**What you are asked to do:** Output the material beneath this task exactly, images excluded.

**Exercise data:**

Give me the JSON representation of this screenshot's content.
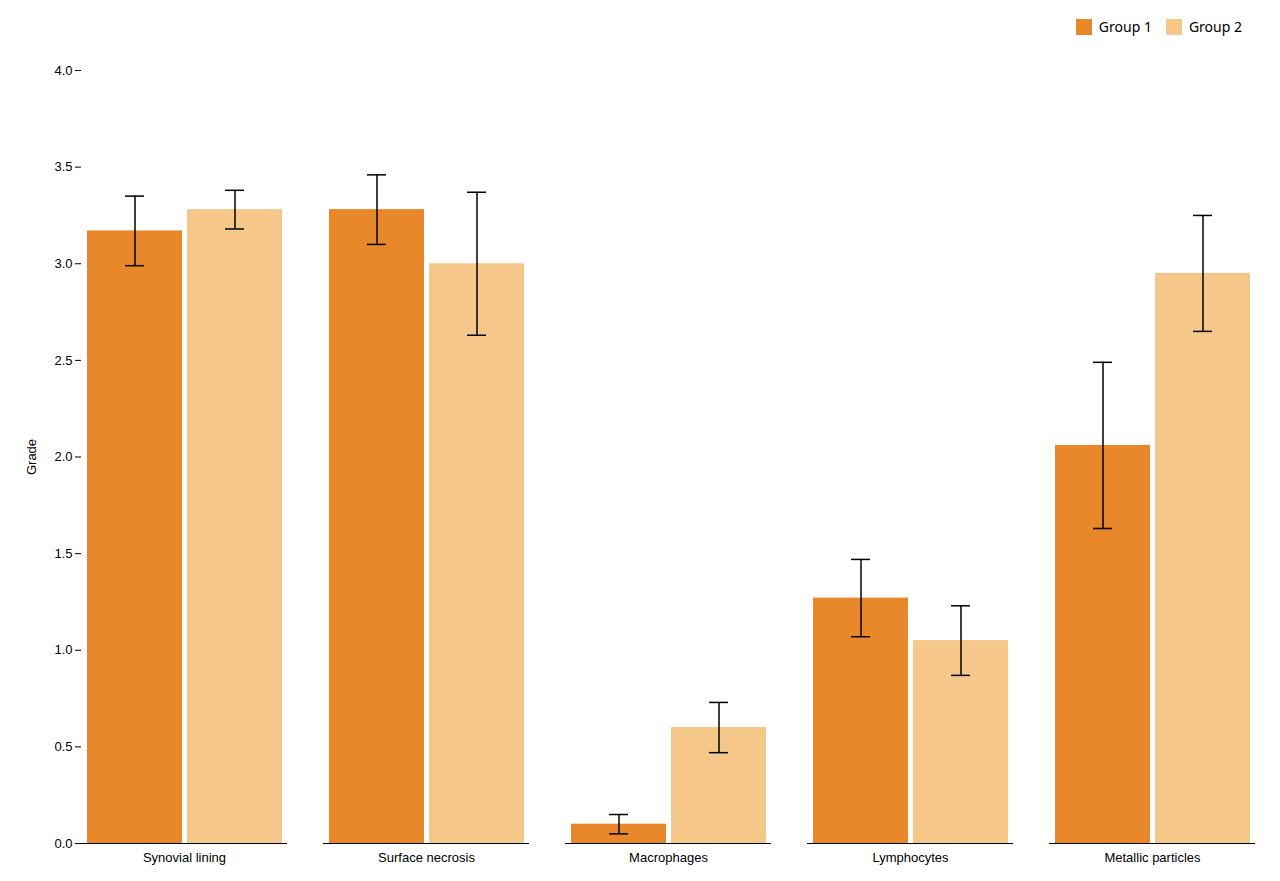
{
  "chart_data": {
    "type": "bar",
    "categories": [
      "Synovial lining",
      "Surface necrosis",
      "Macrophages",
      "Lymphocytes",
      "Metallic particles"
    ],
    "series": [
      {
        "name": "Group 1",
        "color": "#E8882A",
        "values": [
          3.17,
          3.28,
          0.1,
          1.27,
          2.06
        ],
        "errors": [
          0.18,
          0.18,
          0.05,
          0.2,
          0.43
        ]
      },
      {
        "name": "Group 2",
        "color": "#F5C88A",
        "values": [
          3.28,
          3.0,
          0.6,
          1.05,
          2.95
        ],
        "errors": [
          0.1,
          0.37,
          0.13,
          0.18,
          0.3
        ]
      }
    ],
    "ylabel": "Grade",
    "ylim": [
      0,
      4.0
    ],
    "yticks": [
      {
        "value": 0.0,
        "label": "0.0"
      },
      {
        "value": 0.5,
        "label": "0.5"
      },
      {
        "value": 1.0,
        "label": "1.0"
      },
      {
        "value": 1.5,
        "label": "1.5"
      },
      {
        "value": 2.0,
        "label": "2.0"
      },
      {
        "value": 2.5,
        "label": "2.5"
      },
      {
        "value": 3.0,
        "label": "3.0"
      },
      {
        "value": 3.5,
        "label": "3.5"
      },
      {
        "value": 4.0,
        "label": "4.0"
      }
    ],
    "grid": false,
    "legend": "upper right"
  }
}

**Answer to this exercise:**
Give me the JSON representation of this screenshot's content.
{
  "chart_data": {
    "type": "bar",
    "categories": [
      "Synovial lining",
      "Surface necrosis",
      "Macrophages",
      "Lymphocytes",
      "Metallic particles"
    ],
    "series": [
      {
        "name": "Group 1",
        "color": "#E8882A",
        "values": [
          3.17,
          3.28,
          0.1,
          1.27,
          2.06
        ],
        "errors": [
          0.18,
          0.18,
          0.05,
          0.2,
          0.43
        ]
      },
      {
        "name": "Group 2",
        "color": "#F5C88A",
        "values": [
          3.28,
          3.0,
          0.6,
          1.05,
          2.95
        ],
        "errors": [
          0.1,
          0.37,
          0.13,
          0.18,
          0.3
        ]
      }
    ],
    "ylabel": "Grade",
    "ylim": [
      0,
      4.0
    ],
    "yticks": [
      {
        "value": 0.0,
        "label": "0.0"
      },
      {
        "value": 0.5,
        "label": "0.5"
      },
      {
        "value": 1.0,
        "label": "1.0"
      },
      {
        "value": 1.5,
        "label": "1.5"
      },
      {
        "value": 2.0,
        "label": "2.0"
      },
      {
        "value": 2.5,
        "label": "2.5"
      },
      {
        "value": 3.0,
        "label": "3.0"
      },
      {
        "value": 3.5,
        "label": "3.5"
      },
      {
        "value": 4.0,
        "label": "4.0"
      }
    ],
    "grid": false,
    "legend": "upper right"
  }
}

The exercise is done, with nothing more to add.